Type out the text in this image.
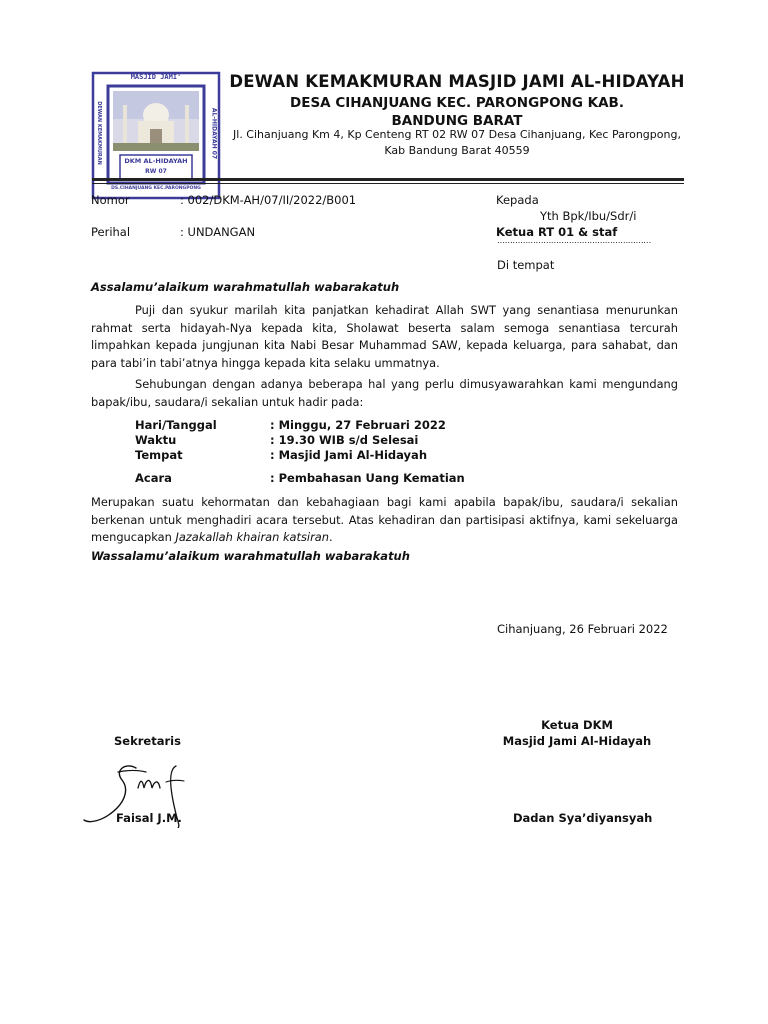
MASJID JAMI'
DEWAN KEMAKMURAN	AL-HIDAYAH 07
DKM AL-HIDAYAH
RW 07
DS.CIHANJUANG KEC.PARONGPONG
DEWAN KEMAKMURAN MASJID JAMI AL-HIDAYAH
DESA CIHANJUANG KEC. PARONGPONG KAB. BANDUNG BARAT
Jl. Cihanjuang Km 4, Kp Centeng RT 02 RW 07 Desa Cihanjuang, Kec Parongpong,
Kab Bandung Barat 40559
Nomor	: 002/DKM-AH/07/II/2022/B001
Perihal	: UNDANGAN
Kepada
Yth Bpk/Ibu/Sdr/i
Ketua RT 01 & staf
……………………………………………………
Di tempat
Assalamu’alaikum warahmatullah wabarakatuh
Puji dan syukur marilah kita panjatkan kehadirat Allah SWT yang senantiasa menurunkan rahmat serta hidayah-Nya kepada kita, Sholawat beserta salam semoga senantiasa tercurah limpahkan kepada jungjunan kita Nabi Besar Muhammad SAW, kepada keluarga, para sahabat, dan para tabi’in tabi’atnya hingga kepada kita selaku ummatnya.
Sehubungan dengan adanya beberapa hal yang perlu dimusyawarahkan kami mengundang bapak/ibu, saudara/i sekalian untuk hadir pada:
Hari/Tanggal	: Minggu, 27 Februari 2022
Waktu	: 19.30 WIB s/d Selesai
Tempat	: Masjid Jami Al-Hidayah
Acara	: Pembahasan Uang Kematian
Merupakan suatu kehormatan dan kebahagiaan bagi kami apabila bapak/ibu, saudara/i sekalian berkenan untuk menghadiri acara tersebut. Atas kehadiran dan partisipasi aktifnya, kami sekeluarga mengucapkan Jazakallah khairan katsiran.
Wassalamu’alaikum warahmatullah wabarakatuh
Cihanjuang, 26 Februari 2022
Ketua DKM
Masjid Jami Al-Hidayah
Sekretaris
Faisal J.M.	Dadan Sya’diyansyah
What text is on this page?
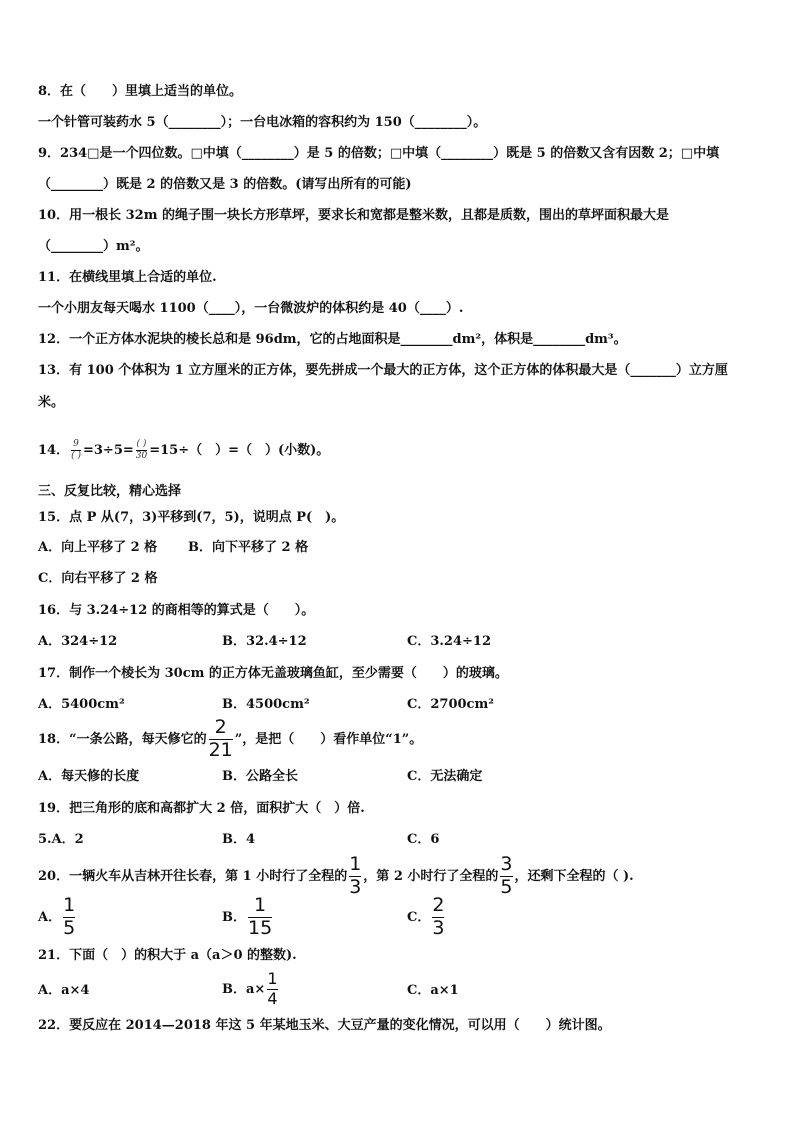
8．在（　　）里填上适当的单位。
一个针管可装药水 5（________）；一台电冰箱的容积约为 150（________）。
9．234□是一个四位数。□中填（________）是 5 的倍数；□中填（________）既是 5 的倍数又含有因数 2；□中填
（________）既是 2 的倍数又是 3 的倍数。(请写出所有的可能)
10．用一根长 32m 的绳子围一块长方形草坪，要求长和宽都是整米数，且都是质数，围出的草坪面积最大是
（________）m²。
11．在横线里填上合适的单位.
一个小朋友每天喝水 1100（____），一台微波炉的体积约是 40（____）.
12．一个正方体水泥块的棱长总和是 96dm，它的占地面积是________dm²，体积是________dm³。
13．有 100 个体积为 1 立方厘米的正方体，要先拼成一个最大的正方体，这个正方体的体积最大是（_______）立方厘
米。
14． $\frac{9}{( )} =3\div 5= \frac{( )}{30} =15\div$（　）=（　）(小数)。
三、反复比较，精心选择
15．点 P 从(7，3)平移到(7，5)，说明点 P(　)。
A．向上平移了 2 格 B．向下平移了 2 格
C．向右平移了 2 格
16．与 3.24÷12 的商相等的算式是（　　）。
A．324÷12	B．32.4÷12	C．3.24÷12
17．制作一个棱长为 30cm 的正方体无盖玻璃鱼缸，至少需要（　　）的玻璃。
A．5400cm²	B．4500cm²	C．2700cm²
18．“一条公路，每天修它的 $\frac{2}{21}$ ”，是把（　　）看作单位“1”。
A．每天修的长度	B．公路全长	C．无法确定
19．把三角形的底和高都扩大 2 倍，面积扩大（　）倍.
5.A．2	B．4	C．6
20．一辆火车从吉林开往长春，第 1 小时行了全程的 $\frac{1}{3}$ ，第 2 小时行了全程的 $\frac{3}{5}$ ，还剩下全程的（ ).
A． $\frac{1}{5}$	B． $\frac{1}{15}$	C． $\frac{2}{3}$
21．下面（　）的积大于 a（a＞0 的整数).
A．a×4	B．$a\times \frac{1}{4}$	C．a×1
22．要反应在 2014—2018 年这 5 年某地玉米、大豆产量的变化情况，可以用（　　）统计图。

WRITTEN EXERCISE: Quote every record above exactly, omitting any pictures they contain.

SOLUTION BELOW:
Type out the text in this image.
MASJID JAMI'
DEWAN KEMAKMURAN	AL-HIDAYAH 07
DKM AL-HIDAYAH
RW 07
DS.CIHANJUANG KEC.PARONGPONG
DEWAN KEMAKMURAN MASJID JAMI AL-HIDAYAH
DESA CIHANJUANG KEC. PARONGPONG KAB. BANDUNG BARAT
Jl. Cihanjuang Km 4, Kp Centeng RT 02 RW 07 Desa Cihanjuang, Kec Parongpong,
Kab Bandung Barat 40559
Nomor	: 002/DKM-AH/07/II/2022/B001
Perihal	: UNDANGAN
Kepada
Yth Bpk/Ibu/Sdr/i
Ketua RT 01 & staf
……………………………………………………
Di tempat
Assalamu’alaikum warahmatullah wabarakatuh
Puji dan syukur marilah kita panjatkan kehadirat Allah SWT yang senantiasa menurunkan rahmat serta hidayah-Nya kepada kita, Sholawat beserta salam semoga senantiasa tercurah limpahkan kepada jungjunan kita Nabi Besar Muhammad SAW, kepada keluarga, para sahabat, dan para tabi’in tabi’atnya hingga kepada kita selaku ummatnya.
Sehubungan dengan adanya beberapa hal yang perlu dimusyawarahkan kami mengundang bapak/ibu, saudara/i sekalian untuk hadir pada:
Hari/Tanggal	: Minggu, 27 Februari 2022
Waktu	: 19.30 WIB s/d Selesai
Tempat	: Masjid Jami Al-Hidayah
Acara	: Pembahasan Uang Kematian
Merupakan suatu kehormatan dan kebahagiaan bagi kami apabila bapak/ibu, saudara/i sekalian berkenan untuk menghadiri acara tersebut. Atas kehadiran dan partisipasi aktifnya, kami sekeluarga mengucapkan Jazakallah khairan katsiran.
Wassalamu’alaikum warahmatullah wabarakatuh
Cihanjuang, 26 Februari 2022
Ketua DKM
Masjid Jami Al-Hidayah
Sekretaris
Faisal J.M.	Dadan Sya’diyansyah
What text is on this page?
8．在（　　）里填上适当的单位。
一个针管可装药水 5（________）；一台电冰箱的容积约为 150（________）。
9．234□是一个四位数。□中填（________）是 5 的倍数；□中填（________）既是 5 的倍数又含有因数 2；□中填
（________）既是 2 的倍数又是 3 的倍数。(请写出所有的可能)
10．用一根长 32m 的绳子围一块长方形草坪，要求长和宽都是整米数，且都是质数，围出的草坪面积最大是
（________）m²。
11．在横线里填上合适的单位.
一个小朋友每天喝水 1100（____），一台微波炉的体积约是 40（____）.
12．一个正方体水泥块的棱长总和是 96dm，它的占地面积是________dm²，体积是________dm³。
13．有 100 个体积为 1 立方厘米的正方体，要先拼成一个最大的正方体，这个正方体的体积最大是（_______）立方厘
米。
14． $\frac{9}{( )} =3\div 5= \frac{( )}{30} =15\div$（　）=（　）(小数)。
三、反复比较，精心选择
15．点 P 从(7，3)平移到(7，5)，说明点 P(　)。
A．向上平移了 2 格 B．向下平移了 2 格
C．向右平移了 2 格
16．与 3.24÷12 的商相等的算式是（　　）。
A．324÷12	B．32.4÷12	C．3.24÷12
17．制作一个棱长为 30cm 的正方体无盖玻璃鱼缸，至少需要（　　）的玻璃。
A．5400cm²	B．4500cm²	C．2700cm²
18．“一条公路，每天修它的 $\frac{2}{21}$ ”，是把（　　）看作单位“1”。
A．每天修的长度	B．公路全长	C．无法确定
19．把三角形的底和高都扩大 2 倍，面积扩大（　）倍.
5.A．2	B．4	C．6
20．一辆火车从吉林开往长春，第 1 小时行了全程的 $\frac{1}{3}$ ，第 2 小时行了全程的 $\frac{3}{5}$ ，还剩下全程的（ ).
A． $\frac{1}{5}$	B． $\frac{1}{15}$	C． $\frac{2}{3}$
21．下面（　）的积大于 a（a＞0 的整数).
A．a×4	B．$a\times \frac{1}{4}$	C．a×1
22．要反应在 2014—2018 年这 5 年某地玉米、大豆产量的变化情况，可以用（　　）统计图。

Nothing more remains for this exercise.